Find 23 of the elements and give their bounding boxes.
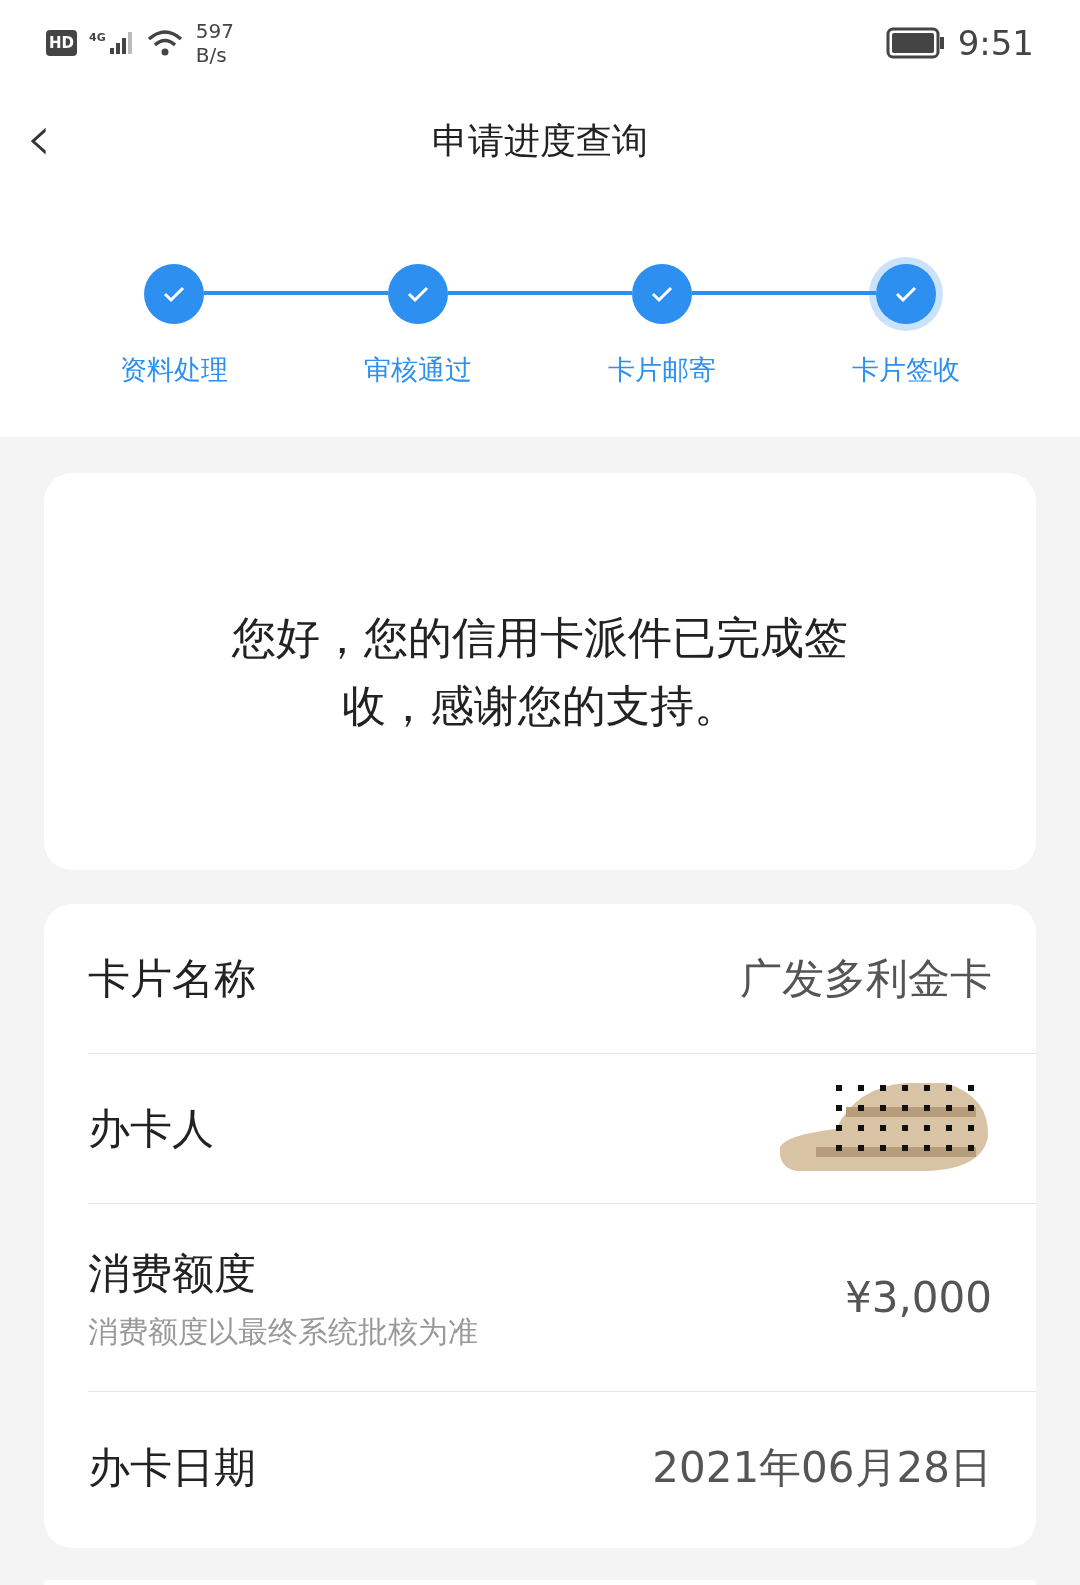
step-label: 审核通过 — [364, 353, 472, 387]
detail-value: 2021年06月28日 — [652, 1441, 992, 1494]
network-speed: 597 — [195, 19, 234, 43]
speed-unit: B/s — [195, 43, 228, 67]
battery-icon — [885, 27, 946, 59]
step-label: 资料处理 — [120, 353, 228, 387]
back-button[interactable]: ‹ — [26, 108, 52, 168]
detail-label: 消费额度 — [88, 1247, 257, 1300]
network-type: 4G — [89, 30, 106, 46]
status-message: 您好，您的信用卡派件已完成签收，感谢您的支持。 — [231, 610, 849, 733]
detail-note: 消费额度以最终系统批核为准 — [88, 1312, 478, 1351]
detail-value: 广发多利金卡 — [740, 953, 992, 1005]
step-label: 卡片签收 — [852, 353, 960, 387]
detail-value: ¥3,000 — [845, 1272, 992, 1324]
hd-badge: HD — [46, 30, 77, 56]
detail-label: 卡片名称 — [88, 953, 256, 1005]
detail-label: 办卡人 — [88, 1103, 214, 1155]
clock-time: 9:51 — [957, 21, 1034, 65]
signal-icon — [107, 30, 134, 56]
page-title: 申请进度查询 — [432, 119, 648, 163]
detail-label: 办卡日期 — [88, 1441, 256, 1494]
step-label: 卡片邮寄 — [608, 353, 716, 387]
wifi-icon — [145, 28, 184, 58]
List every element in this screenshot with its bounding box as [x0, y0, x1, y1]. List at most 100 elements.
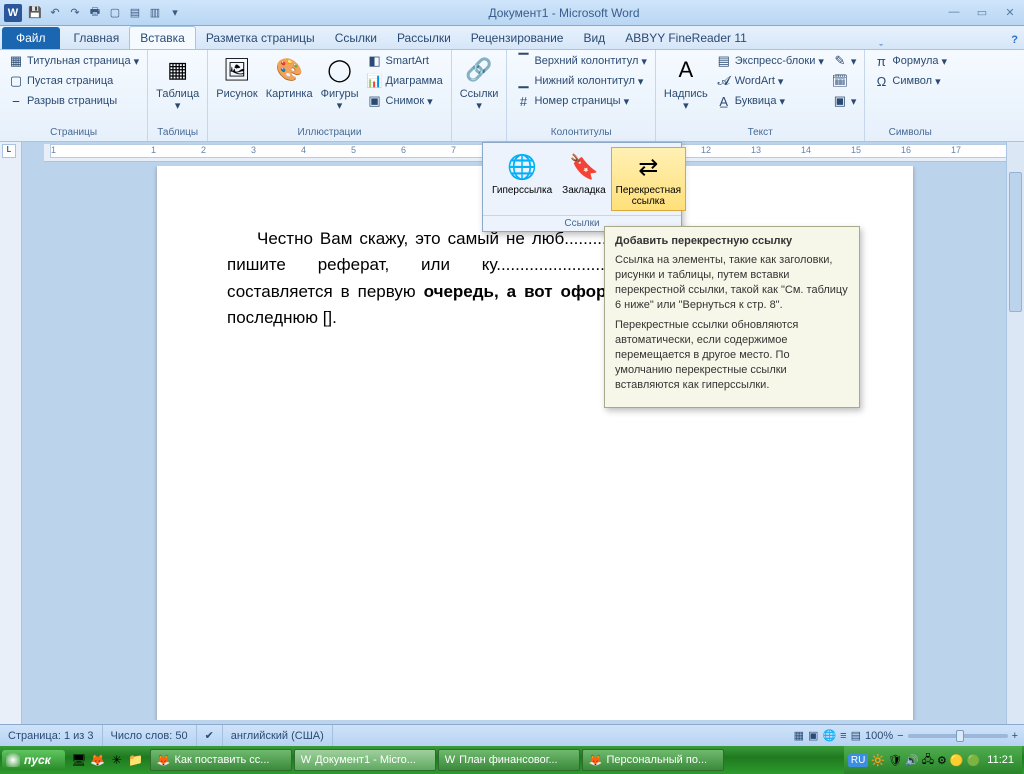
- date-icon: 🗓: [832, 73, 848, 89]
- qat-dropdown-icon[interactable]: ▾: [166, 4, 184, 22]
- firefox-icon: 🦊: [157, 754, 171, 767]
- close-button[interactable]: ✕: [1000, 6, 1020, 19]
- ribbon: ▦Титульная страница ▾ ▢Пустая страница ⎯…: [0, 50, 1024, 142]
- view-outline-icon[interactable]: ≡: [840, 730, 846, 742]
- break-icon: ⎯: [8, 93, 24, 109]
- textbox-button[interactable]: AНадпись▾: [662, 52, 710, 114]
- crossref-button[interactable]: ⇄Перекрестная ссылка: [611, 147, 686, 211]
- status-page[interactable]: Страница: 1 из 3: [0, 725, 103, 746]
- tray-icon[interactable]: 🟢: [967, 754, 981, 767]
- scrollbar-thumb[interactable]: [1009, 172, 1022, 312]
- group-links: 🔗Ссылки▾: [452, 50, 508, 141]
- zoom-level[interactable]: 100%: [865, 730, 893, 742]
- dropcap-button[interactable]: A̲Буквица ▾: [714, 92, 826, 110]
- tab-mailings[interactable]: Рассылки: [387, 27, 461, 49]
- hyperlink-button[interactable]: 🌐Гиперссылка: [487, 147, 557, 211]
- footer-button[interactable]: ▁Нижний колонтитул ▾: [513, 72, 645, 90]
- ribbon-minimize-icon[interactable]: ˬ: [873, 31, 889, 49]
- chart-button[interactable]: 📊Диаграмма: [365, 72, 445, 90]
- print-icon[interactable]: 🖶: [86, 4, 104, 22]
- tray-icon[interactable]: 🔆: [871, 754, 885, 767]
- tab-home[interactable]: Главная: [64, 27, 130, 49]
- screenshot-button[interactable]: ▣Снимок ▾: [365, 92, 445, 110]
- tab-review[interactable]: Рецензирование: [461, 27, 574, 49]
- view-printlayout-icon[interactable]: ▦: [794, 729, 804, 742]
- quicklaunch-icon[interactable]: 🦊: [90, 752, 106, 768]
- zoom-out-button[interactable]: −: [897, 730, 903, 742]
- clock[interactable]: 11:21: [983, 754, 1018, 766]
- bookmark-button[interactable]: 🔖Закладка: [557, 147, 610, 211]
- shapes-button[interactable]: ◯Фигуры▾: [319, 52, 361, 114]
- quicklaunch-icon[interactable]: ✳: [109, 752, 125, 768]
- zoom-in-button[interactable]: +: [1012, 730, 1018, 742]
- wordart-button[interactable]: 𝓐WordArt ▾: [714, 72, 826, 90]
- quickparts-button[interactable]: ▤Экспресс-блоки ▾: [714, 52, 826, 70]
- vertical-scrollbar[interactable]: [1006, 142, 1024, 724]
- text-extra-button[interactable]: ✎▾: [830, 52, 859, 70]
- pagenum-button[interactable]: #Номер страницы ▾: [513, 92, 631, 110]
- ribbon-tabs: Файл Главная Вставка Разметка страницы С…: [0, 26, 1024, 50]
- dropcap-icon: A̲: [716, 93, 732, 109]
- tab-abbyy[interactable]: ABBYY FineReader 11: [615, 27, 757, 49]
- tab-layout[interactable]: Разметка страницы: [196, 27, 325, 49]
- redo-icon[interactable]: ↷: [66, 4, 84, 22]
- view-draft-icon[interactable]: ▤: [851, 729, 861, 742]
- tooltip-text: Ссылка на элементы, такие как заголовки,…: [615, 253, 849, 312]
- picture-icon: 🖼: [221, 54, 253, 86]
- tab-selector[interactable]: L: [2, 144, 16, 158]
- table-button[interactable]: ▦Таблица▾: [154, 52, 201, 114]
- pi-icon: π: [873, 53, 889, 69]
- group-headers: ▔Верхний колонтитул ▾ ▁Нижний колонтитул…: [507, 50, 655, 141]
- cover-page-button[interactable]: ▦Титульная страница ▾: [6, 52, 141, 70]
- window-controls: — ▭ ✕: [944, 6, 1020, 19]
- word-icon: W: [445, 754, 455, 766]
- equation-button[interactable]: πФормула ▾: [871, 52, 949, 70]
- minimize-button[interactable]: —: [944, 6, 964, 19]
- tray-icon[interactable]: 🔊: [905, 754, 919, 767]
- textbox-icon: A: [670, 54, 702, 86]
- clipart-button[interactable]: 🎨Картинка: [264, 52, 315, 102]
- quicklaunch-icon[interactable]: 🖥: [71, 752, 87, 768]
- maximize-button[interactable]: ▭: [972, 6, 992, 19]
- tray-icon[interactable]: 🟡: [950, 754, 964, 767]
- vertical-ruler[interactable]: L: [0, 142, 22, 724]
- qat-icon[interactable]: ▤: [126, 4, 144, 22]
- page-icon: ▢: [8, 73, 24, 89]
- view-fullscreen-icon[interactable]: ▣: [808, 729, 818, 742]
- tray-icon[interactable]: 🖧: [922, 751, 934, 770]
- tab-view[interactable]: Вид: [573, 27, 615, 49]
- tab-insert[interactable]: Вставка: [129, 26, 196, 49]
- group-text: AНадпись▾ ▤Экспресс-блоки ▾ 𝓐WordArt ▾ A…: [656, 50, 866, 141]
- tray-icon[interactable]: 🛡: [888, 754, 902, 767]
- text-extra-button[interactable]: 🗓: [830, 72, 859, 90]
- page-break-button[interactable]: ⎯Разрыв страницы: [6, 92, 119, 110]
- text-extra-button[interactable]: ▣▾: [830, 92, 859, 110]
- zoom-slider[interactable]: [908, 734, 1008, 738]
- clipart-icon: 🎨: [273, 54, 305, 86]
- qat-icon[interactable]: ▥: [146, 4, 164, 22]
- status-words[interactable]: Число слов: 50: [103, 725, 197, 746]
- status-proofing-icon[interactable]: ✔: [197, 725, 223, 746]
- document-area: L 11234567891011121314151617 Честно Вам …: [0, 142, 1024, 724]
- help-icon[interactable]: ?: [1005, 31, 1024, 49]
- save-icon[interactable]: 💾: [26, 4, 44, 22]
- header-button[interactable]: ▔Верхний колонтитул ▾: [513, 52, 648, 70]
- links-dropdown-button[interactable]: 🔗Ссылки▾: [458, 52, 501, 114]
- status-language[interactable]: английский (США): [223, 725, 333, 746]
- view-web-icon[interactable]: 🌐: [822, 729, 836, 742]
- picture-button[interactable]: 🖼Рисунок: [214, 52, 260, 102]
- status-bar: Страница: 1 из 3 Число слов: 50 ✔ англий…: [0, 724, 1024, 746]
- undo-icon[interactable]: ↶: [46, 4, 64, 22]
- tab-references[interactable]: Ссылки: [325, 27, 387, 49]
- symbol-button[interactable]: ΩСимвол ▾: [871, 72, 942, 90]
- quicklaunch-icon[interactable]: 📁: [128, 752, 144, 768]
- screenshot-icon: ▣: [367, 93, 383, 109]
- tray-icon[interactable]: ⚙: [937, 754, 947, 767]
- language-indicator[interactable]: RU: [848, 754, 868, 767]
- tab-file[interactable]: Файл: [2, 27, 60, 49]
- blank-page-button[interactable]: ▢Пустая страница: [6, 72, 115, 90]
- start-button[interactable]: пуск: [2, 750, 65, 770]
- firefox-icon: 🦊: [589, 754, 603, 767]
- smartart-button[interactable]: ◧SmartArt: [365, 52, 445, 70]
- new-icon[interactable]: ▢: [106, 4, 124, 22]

→ **Task goal**
Rename "firefox-icon" to "browser-icon" in the lines from the one containing "- date-icon: 🗓: [832, 73, 848, 89]" through the one containing "- view-outline-icon[interactable]: ≡: [840, 730, 846, 742]", and give back only those lines with nothing else changed.

→ **Result for this exercise**
- date-icon: 🗓: [832, 73, 848, 89]
- qat-dropdown-icon[interactable]: ▾: [166, 4, 184, 22]
- browser-icon: 🦊: [157, 754, 171, 767]
- close-button[interactable]: ✕: [1000, 6, 1020, 19]
- ribbon: ▦Титульная страница ▾ ▢Пустая страница ⎯…: [0, 50, 1024, 142]
- view-outline-icon[interactable]: ≡: [840, 730, 846, 742]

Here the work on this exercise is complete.